>> Start GIVEN DATA

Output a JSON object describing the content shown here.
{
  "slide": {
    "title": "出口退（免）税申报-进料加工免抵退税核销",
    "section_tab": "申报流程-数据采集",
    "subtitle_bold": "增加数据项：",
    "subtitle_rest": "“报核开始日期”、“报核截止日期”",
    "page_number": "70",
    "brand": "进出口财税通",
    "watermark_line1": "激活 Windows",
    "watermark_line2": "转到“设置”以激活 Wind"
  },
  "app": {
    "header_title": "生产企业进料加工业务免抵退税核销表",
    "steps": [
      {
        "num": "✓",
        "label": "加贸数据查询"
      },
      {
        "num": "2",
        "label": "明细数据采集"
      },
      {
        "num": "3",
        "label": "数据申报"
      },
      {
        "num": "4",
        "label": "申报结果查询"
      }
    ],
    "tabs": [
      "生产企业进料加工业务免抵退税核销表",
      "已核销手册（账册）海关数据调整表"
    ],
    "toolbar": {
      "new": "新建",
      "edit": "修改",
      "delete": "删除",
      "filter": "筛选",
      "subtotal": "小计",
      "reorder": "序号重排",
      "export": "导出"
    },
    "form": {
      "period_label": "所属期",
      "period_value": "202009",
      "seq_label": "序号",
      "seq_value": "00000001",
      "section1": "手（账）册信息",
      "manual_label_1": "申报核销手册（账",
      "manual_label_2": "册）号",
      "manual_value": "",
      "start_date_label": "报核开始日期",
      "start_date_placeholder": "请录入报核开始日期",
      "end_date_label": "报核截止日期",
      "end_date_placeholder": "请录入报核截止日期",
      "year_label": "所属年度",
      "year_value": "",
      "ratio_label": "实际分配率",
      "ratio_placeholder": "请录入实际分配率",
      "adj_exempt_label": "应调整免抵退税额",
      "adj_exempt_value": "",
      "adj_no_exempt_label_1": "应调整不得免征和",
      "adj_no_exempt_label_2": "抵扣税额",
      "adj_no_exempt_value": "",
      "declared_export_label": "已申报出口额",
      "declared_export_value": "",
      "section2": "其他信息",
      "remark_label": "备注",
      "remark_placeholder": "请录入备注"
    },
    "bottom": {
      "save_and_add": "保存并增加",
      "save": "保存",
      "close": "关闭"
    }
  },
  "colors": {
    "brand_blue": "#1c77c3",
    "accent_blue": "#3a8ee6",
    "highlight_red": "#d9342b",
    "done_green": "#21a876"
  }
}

>> End GIVEN DATA

TASK PROMPT :: Report the number of lines in the listing above that include the word "生产企业进料加工业务免抵退税核销表", and nothing else.

ANSWER FOR THE TASK :: 2